## Records supplied
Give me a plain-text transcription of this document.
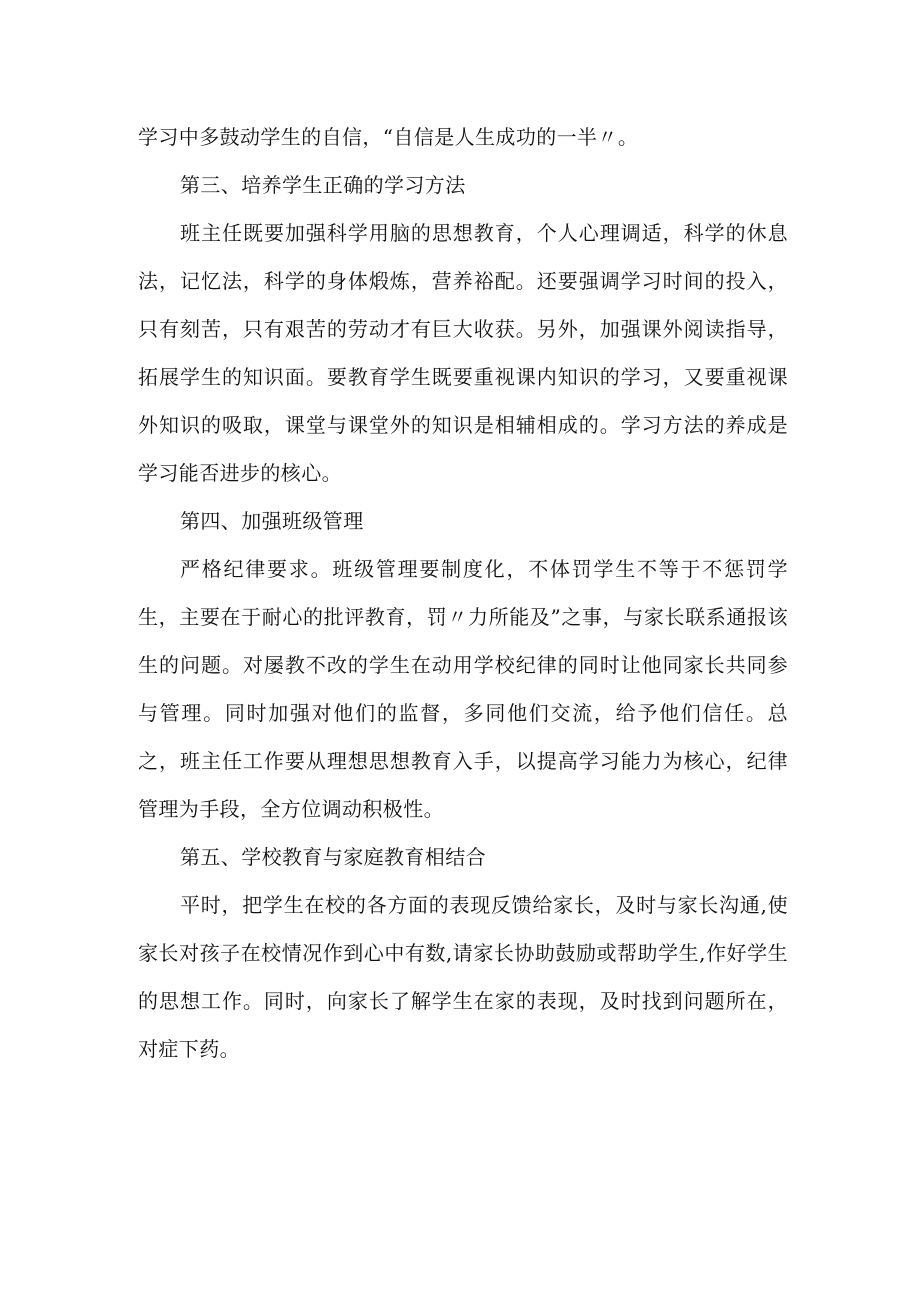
学习中多鼓动学生的自信，“自信是人生成功的一半〃。

第三、培养学生正确的学习方法

班主任既要加强科学用脑的思想教育，个人心理调适，科学的休息法，记忆法，科学的身体煅炼，营养裕配。还要强调学习时间的投入，只有刻苦，只有艰苦的劳动才有巨大收获。另外，加强课外阅读指导，拓展学生的知识面。要教育学生既要重视课内知识的学习，又要重视课外知识的吸取，课堂与课堂外的知识是相辅相成的。学习方法的养成是学习能否进步的核心。

第四、加强班级管理

严格纪律要求。班级管理要制度化，不体罚学生不等于不惩罚学生，主要在于耐心的批评教育，罚〃力所能及”之事，与家长联系通报该生的问题。对屡教不改的学生在动用学校纪律的同时让他同家长共同参与管理。同时加强对他们的监督，多同他们交流，给予他们信任。总之，班主任工作要从理想思想教育入手，以提高学习能力为核心，纪律管理为手段，全方位调动积极性。

第五、学校教育与家庭教育相结合

平时，把学生在校的各方面的表现反馈给家长，及时与家长沟通,使家长对孩子在校情况作到心中有数,请家长协助鼓励或帮助学生,作好学生的思想工作。同时，向家长了解学生在家的表现，及时找到问题所在，对症下药。
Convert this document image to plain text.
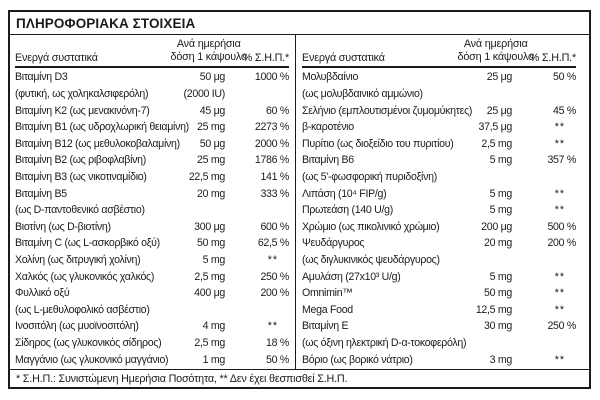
ΠΛΗΡΟΦΟΡΙΑΚΑ ΣΤΟΙΧΕΙΑ
Ενεργά συστατικά
Ανά ημερήσια
δόση 1 κάψουλα
% Σ.Η.Π.*
Βιταμίνη D3	50 μg	1000 %
(φυτική, ως χοληκαλσιφερόλη)	(2000 IU)
Βιταμίνη K2 (ως μενακινόνη-7)	45 μg	60 %
Βιταμίνη B1 (ως υδροχλωρική θειαμίνη) 25 mg	2273 %
Βιταμίνη B12 (ως μεθυλοκοβαλαμίνη)	50 μg	2000 %
Βιταμίνη B2 (ως ριβοφλαβίνη)	25 mg	1786 %
Βιταμίνη B3 (ως νικοτιναμίδιο)	22,5 mg	141 %
Βιταμίνη B5	20 mg	333 %
(ως D-παντοθενικό ασβέστιο)
Βιοτίνη (ως D-βιοτίνη)	300 μg	600 %
Βιταμίνη C (ως L-ασκορβικό οξύ)	50 mg	62,5 %
Χολίνη (ως διτρυγική χολίνη)	5 mg	**
Χαλκός (ως γλυκονικός χαλκός)	2,5 mg	250 %
Φυλλικό οξύ	400 μg	200 %
(ως L-μεθυλοφολικό ασβέστιο)
Ινοσιτόλη (ως μυοϊνοσιτόλη)	4 mg	**
Σίδηρος (ως γλυκονικός σίδηρος)	2,5 mg	18 %
Μαγγάνιο (ως γλυκονικό μαγγάνιο)	1 mg	50 %
Ενεργά συστατικά
Ανά ημερήσια
δόση 1 κάψουλα
% Σ.Η.Π.*
Μολυβδαίνιο	25 μg	50 %
(ως μολυβδαινικό αμμώνιο)
Σελήνιο (εμπλουτισμένοι ζυμομύκητες)	25 μg	45 %
β-καροτένιο	37,5 μg	**
Πυρίτιο (ως διοξείδιο του πυριτίου)	2,5 mg	**
Βιταμίνη B6	5 mg	357 %
(ως 5'-φωσφορική πυριδοξίνη)
Λιπάση (10⁴ FIP/g)	5 mg	**
Πρωτεάση (140 U/g)	5 mg	**
Χρώμιο (ως πικολινικό χρώμιο)	200 μg	500 %
Ψευδάργυρος	20 mg	200 %
(ως διγλυκινικός ψευδάργυρος)
Αμυλάση (27x10³ U/g)	5 mg	**
Omnimin™	50 mg	**
Mega Food	12,5 mg	**
Βιταμίνη E	30 mg	250 %
(ως όξινη ηλεκτρική D-α-τοκοφερόλη)
Βόριο (ως βορικό νάτριο)	3 mg	**
* Σ.Η.Π.: Συνιστώμενη Ημερήσια Ποσότητα, ** Δεν έχει θεσπισθεί Σ.Η.Π.
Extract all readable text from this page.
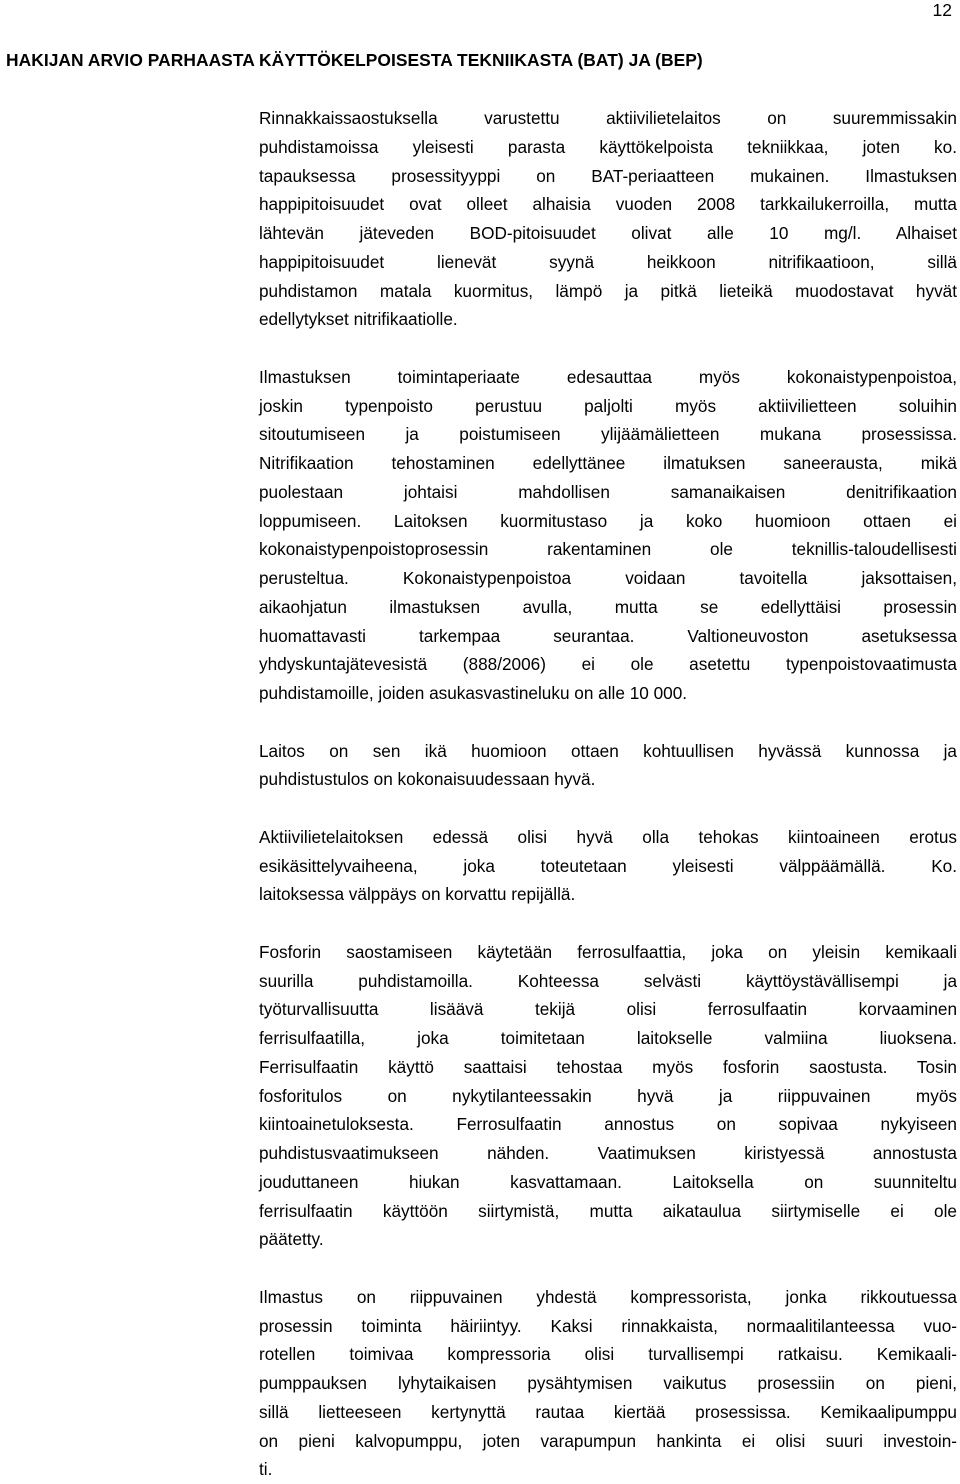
12
HAKIJAN ARVIO PARHAASTA KÄYTTÖKELPOISESTA TEKNIIKASTA (BAT) JA (BEP)
Rinnakkaissaostuksella varustettu aktiivilietelaitos on suuremmissakin
puhdistamoissa yleisesti parasta käyttökelpoista tekniikkaa, joten ko.
tapauksessa prosessityyppi on BAT-periaatteen mukainen. Ilmastuksen
happipitoisuudet ovat olleet alhaisia vuoden 2008 tarkkailukerroilla, mutta
lähtevän jäteveden BOD-pitoisuudet olivat alle 10 mg/l. Alhaiset
happipitoisuudet lienevät syynä heikkoon nitrifikaatioon, sillä
puhdistamon matala kuormitus, lämpö ja pitkä lieteikä muodostavat hyvät
edellytykset nitrifikaatiolle.
Ilmastuksen toimintaperiaate edesauttaa myös kokonaistypenpoistoa,
joskin typenpoisto perustuu paljolti myös aktiivilietteen soluihin
sitoutumiseen ja poistumiseen ylijäämälietteen mukana prosessissa.
Nitrifikaation tehostaminen edellyttänee ilmatuksen saneerausta, mikä
puolestaan johtaisi mahdollisen samanaikaisen denitrifikaation
loppumiseen. Laitoksen kuormitustaso ja koko huomioon ottaen ei
kokonaistypenpoistoprosessin rakentaminen ole teknillis-taloudellisesti
perusteltua. Kokonaistypenpoistoa voidaan tavoitella jaksottaisen,
aikaohjatun ilmastuksen avulla, mutta se edellyttäisi prosessin
huomattavasti tarkempaa seurantaa. Valtioneuvoston asetuksessa
yhdyskuntajätevesistä (888/2006) ei ole asetettu typenpoistovaatimusta
puhdistamoille, joiden asukasvastineluku on alle 10 000.
Laitos on sen ikä huomioon ottaen kohtuullisen hyvässä kunnossa ja
puhdistustulos on kokonaisuudessaan hyvä.
Aktiivilietelaitoksen edessä olisi hyvä olla tehokas kiintoaineen erotus
esikäsittelyvaiheena, joka toteutetaan yleisesti välppäämällä. Ko.
laitoksessa välppäys on korvattu repijällä.
Fosforin saostamiseen käytetään ferrosulfaattia, joka on yleisin kemikaali
suurilla puhdistamoilla. Kohteessa selvästi käyttöystävällisempi ja
työturvallisuutta lisäävä tekijä olisi ferrosulfaatin korvaaminen
ferrisulfaatilla, joka toimitetaan laitokselle valmiina liuoksena.
Ferrisulfaatin käyttö saattaisi tehostaa myös fosforin saostusta. Tosin
fosforitulos on nykytilanteessakin hyvä ja riippuvainen myös
kiintoainetuloksesta. Ferrosulfaatin annostus on sopivaa nykyiseen
puhdistusvaatimukseen nähden. Vaatimuksen kiristyessä annostusta
jouduttaneen hiukan kasvattamaan. Laitoksella on suunniteltu
ferrisulfaatin käyttöön siirtymistä, mutta aikataulua siirtymiselle ei ole
päätetty.
Ilmastus on riippuvainen yhdestä kompressorista, jonka rikkoutuessa
prosessin toiminta häiriintyy. Kaksi rinnakkaista, normaalitilanteessa vuo-
rotellen toimivaa kompressoria olisi turvallisempi ratkaisu. Kemikaali-
pumppauksen lyhytaikaisen pysähtymisen vaikutus prosessiin on pieni,
sillä lietteeseen kertynyttä rautaa kiertää prosessissa. Kemikaalipumppu
on pieni kalvopumppu, joten varapumpun hankinta ei olisi suuri investoin-
ti.
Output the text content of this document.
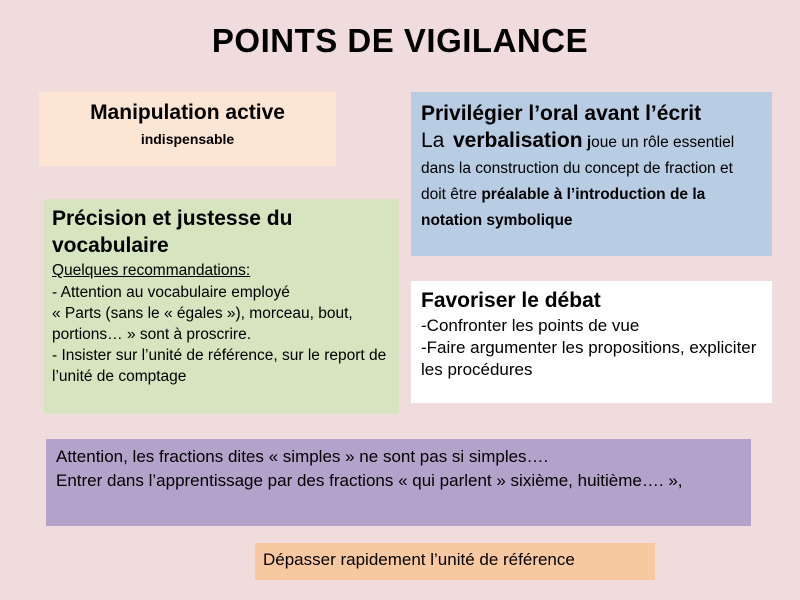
POINTS DE VIGILANCE
Manipulation active
indispensable
Privilégier l’oral avant l’écrit
La verbalisation joue un rôle essentiel dans la construction du concept de fraction et doit être préalable à l’introduction de la notation symbolique
Précision et justesse du vocabulaire
Quelques recommandations:
- Attention au vocabulaire employé
« Parts (sans le « égales »), morceau, bout, portions… » sont à proscrire.
- Insister sur l’unité de référence, sur le report de l’unité de comptage
Favoriser le débat
-Confronter les points de vue
-Faire argumenter les propositions, expliciter les procédures
Attention, les fractions dites « simples » ne sont pas si simples….
Entrer dans l’apprentissage par des fractions « qui parlent » sixième, huitième…. »,
Dépasser rapidement l’unité de référence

## Written instruction
Extract each line holding the string "text".

## Complete answer
Give me a plain-text transcription of this document.
Convert this document image to plain text.
Extract all readable text from this page.
Output the text content of this document.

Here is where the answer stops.